**Aim:** Below are some records. Say in a single number how many of their lines include the word "will".

(Stored data entries)

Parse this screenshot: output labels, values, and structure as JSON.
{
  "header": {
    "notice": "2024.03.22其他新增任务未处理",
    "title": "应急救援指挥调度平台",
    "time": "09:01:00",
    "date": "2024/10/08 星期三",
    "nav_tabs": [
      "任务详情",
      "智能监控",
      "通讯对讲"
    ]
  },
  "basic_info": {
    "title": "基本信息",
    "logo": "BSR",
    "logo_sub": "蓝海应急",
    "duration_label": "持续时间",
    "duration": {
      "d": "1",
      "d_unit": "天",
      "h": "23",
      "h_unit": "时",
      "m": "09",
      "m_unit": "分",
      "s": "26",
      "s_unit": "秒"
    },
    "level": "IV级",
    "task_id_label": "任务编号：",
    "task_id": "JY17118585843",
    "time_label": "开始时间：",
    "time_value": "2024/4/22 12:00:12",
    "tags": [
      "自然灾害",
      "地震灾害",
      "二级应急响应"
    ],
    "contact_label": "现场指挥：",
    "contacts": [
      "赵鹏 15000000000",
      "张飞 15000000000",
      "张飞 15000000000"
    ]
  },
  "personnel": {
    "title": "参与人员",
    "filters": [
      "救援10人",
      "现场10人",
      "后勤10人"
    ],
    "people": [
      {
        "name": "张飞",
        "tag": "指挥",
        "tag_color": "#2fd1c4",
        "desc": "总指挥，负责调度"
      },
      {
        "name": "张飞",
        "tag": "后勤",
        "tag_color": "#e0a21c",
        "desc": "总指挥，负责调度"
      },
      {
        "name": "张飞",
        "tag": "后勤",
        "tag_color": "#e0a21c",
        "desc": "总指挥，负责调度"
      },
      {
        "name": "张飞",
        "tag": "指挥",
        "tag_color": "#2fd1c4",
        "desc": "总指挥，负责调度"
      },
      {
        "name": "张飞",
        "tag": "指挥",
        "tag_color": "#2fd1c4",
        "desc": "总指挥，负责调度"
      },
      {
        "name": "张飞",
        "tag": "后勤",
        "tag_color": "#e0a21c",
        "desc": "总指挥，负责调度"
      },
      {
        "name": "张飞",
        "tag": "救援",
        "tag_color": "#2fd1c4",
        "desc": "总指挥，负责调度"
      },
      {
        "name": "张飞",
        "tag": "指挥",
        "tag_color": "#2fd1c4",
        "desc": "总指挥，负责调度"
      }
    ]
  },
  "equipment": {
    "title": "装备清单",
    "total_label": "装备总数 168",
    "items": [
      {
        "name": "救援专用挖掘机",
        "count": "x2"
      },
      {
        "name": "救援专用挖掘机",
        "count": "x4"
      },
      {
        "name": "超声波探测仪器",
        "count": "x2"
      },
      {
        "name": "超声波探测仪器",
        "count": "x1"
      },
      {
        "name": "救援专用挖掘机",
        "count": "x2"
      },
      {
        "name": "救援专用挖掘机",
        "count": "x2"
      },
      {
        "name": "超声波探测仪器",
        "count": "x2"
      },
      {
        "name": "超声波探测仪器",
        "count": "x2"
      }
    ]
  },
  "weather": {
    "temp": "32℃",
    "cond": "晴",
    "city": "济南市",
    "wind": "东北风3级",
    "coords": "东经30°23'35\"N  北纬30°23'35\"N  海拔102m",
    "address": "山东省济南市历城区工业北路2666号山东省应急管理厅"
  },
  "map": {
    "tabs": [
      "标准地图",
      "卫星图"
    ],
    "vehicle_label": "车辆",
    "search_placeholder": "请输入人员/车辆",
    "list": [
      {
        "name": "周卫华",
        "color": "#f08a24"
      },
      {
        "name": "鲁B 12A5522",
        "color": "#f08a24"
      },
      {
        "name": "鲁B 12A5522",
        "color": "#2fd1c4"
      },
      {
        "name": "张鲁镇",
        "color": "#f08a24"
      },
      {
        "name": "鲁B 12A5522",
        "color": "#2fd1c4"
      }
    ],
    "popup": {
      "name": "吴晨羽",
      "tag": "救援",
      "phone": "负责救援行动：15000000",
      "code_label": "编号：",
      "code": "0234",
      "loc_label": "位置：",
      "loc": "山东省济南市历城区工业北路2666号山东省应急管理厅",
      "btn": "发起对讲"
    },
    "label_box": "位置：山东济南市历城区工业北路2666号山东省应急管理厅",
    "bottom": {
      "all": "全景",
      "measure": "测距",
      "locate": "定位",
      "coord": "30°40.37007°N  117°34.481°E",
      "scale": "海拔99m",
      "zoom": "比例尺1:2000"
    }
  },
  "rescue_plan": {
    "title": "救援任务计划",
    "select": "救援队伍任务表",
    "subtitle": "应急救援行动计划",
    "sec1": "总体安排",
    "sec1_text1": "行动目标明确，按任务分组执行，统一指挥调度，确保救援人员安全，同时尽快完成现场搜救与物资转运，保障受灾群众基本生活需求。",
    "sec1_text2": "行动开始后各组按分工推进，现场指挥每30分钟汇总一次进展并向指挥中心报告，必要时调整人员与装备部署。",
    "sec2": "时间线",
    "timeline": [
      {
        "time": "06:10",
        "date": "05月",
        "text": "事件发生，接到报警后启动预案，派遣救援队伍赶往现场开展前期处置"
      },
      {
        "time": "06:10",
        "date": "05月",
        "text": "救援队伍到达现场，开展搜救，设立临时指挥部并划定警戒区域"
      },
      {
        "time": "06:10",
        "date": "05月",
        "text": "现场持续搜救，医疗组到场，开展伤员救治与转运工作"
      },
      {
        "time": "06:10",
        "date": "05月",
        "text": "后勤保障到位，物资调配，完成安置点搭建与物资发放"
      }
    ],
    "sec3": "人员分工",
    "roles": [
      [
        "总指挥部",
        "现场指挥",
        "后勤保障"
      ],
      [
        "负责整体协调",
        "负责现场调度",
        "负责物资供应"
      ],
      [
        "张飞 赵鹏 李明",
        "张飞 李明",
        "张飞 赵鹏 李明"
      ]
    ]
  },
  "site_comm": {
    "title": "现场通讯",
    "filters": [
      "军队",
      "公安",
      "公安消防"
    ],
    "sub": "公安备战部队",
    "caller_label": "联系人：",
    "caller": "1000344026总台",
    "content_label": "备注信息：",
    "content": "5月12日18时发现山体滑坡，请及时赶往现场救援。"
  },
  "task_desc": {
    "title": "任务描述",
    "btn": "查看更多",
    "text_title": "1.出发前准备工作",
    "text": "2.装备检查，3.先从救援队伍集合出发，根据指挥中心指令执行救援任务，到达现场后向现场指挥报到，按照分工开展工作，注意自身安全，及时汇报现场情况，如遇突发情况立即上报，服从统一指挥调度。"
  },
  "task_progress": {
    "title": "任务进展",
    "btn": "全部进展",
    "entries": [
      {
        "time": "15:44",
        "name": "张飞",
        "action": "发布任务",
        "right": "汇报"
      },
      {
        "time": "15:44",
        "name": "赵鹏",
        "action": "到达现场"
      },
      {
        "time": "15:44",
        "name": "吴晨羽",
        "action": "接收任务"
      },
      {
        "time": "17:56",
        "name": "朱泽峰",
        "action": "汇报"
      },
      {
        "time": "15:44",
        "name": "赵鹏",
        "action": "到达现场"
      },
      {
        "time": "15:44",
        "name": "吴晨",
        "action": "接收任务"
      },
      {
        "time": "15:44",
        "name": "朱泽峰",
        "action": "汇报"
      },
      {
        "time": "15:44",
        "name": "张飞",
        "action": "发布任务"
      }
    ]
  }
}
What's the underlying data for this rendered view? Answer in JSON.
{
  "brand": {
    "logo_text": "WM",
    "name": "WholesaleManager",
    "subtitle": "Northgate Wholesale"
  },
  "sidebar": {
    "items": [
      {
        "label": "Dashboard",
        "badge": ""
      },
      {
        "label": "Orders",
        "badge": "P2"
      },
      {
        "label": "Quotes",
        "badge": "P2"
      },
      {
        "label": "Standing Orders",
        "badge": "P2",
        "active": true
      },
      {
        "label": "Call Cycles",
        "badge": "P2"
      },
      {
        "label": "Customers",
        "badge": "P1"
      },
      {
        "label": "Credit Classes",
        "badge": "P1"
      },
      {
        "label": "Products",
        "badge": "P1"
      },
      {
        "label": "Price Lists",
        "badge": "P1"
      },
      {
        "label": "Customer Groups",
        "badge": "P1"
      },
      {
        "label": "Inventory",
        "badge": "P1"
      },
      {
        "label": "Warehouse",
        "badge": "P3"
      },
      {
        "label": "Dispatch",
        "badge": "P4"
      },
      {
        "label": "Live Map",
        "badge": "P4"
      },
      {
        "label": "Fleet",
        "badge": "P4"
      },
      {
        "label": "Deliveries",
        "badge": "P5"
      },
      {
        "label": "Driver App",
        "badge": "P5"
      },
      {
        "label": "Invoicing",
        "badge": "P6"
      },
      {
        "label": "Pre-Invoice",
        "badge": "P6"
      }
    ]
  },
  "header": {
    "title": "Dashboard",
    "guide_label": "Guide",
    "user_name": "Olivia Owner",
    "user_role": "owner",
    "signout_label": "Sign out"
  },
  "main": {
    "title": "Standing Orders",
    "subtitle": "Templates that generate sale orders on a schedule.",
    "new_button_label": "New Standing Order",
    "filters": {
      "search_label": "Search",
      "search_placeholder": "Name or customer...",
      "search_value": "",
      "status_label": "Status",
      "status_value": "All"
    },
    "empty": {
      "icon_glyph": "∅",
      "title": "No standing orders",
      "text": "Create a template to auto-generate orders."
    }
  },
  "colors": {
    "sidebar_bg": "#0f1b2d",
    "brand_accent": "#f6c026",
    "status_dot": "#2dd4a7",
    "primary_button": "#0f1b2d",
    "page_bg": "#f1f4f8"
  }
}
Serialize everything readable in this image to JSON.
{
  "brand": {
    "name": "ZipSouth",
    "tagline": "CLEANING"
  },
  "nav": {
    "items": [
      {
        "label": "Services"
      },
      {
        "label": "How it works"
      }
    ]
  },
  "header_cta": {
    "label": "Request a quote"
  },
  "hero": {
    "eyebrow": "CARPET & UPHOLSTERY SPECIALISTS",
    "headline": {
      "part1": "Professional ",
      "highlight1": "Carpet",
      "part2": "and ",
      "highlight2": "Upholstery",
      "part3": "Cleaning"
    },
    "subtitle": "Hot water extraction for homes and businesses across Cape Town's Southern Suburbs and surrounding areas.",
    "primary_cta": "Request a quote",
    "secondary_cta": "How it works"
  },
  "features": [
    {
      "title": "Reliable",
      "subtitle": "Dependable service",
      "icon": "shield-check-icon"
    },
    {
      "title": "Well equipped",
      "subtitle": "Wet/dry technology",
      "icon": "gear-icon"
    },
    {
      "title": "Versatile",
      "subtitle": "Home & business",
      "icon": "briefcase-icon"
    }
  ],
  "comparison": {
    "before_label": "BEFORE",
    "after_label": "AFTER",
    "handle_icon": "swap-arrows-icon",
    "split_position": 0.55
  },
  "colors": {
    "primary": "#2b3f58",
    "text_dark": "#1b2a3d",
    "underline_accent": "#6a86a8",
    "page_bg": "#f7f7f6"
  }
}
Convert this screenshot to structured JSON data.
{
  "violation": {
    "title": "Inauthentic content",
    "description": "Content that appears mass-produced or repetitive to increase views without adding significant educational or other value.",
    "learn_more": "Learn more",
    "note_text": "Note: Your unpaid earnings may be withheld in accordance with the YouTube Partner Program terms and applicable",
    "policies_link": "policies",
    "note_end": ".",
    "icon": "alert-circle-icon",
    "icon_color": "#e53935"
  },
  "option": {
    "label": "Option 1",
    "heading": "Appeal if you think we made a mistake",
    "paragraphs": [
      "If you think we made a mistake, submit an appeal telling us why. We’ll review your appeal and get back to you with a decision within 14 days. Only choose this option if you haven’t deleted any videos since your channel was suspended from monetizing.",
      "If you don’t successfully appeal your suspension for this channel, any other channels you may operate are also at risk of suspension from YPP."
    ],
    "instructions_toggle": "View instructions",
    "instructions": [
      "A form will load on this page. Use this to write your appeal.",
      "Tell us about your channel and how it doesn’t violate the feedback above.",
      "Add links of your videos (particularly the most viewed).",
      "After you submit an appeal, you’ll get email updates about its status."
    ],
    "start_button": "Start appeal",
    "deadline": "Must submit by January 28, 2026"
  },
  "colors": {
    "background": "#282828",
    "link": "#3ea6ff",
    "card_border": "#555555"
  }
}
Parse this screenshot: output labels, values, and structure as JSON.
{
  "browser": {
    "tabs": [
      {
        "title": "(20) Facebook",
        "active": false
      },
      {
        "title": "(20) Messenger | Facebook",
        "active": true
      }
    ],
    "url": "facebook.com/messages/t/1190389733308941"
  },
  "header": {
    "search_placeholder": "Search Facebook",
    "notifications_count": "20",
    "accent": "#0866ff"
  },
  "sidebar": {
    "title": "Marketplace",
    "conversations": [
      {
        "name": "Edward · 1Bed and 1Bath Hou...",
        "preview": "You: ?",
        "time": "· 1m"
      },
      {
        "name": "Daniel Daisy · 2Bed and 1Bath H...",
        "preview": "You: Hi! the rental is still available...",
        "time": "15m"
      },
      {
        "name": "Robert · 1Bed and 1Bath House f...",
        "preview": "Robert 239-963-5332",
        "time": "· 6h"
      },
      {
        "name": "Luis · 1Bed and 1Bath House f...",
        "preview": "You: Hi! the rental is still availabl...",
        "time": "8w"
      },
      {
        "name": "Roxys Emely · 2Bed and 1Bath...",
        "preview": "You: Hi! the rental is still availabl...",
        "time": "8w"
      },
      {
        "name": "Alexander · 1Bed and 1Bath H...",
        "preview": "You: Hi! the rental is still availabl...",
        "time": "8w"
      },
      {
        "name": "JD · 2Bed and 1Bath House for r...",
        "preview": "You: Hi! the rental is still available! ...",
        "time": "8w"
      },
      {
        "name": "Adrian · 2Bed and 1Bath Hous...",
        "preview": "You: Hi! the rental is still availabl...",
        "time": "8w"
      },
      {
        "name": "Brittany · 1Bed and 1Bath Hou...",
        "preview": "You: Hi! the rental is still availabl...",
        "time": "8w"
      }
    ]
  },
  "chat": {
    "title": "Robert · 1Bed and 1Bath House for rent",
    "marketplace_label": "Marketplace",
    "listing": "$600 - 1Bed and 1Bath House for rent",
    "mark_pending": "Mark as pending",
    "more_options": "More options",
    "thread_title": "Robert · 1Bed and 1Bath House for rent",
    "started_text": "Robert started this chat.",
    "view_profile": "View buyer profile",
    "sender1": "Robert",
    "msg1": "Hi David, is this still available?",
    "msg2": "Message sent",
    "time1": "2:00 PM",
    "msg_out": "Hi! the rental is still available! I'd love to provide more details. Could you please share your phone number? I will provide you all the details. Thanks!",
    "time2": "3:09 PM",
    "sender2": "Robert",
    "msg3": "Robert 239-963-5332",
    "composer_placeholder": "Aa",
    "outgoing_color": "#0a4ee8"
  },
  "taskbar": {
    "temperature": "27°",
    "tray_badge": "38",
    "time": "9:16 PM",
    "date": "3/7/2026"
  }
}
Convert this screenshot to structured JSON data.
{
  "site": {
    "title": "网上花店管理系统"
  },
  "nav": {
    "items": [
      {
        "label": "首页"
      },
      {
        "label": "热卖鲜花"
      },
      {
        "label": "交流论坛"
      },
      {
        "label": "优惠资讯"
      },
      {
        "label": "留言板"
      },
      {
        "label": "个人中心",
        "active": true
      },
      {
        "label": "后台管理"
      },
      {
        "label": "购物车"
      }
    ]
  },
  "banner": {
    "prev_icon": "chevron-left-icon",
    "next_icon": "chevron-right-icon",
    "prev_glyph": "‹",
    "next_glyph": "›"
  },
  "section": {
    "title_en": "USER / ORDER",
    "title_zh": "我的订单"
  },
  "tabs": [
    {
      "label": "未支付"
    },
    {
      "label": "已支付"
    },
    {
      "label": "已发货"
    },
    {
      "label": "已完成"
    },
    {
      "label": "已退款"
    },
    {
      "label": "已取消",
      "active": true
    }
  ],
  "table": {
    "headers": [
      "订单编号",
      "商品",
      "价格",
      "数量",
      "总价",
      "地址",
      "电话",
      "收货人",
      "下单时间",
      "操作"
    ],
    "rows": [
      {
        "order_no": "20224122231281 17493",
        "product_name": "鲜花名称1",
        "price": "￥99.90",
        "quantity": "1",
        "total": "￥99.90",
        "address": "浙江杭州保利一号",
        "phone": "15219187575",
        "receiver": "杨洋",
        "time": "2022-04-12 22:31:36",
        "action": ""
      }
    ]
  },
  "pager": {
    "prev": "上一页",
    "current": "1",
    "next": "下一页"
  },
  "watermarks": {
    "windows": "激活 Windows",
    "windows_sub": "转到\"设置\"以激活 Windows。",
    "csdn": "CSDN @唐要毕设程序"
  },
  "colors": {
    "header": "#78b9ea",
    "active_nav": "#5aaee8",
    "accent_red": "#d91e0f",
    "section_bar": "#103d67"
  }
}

**Response below:** 2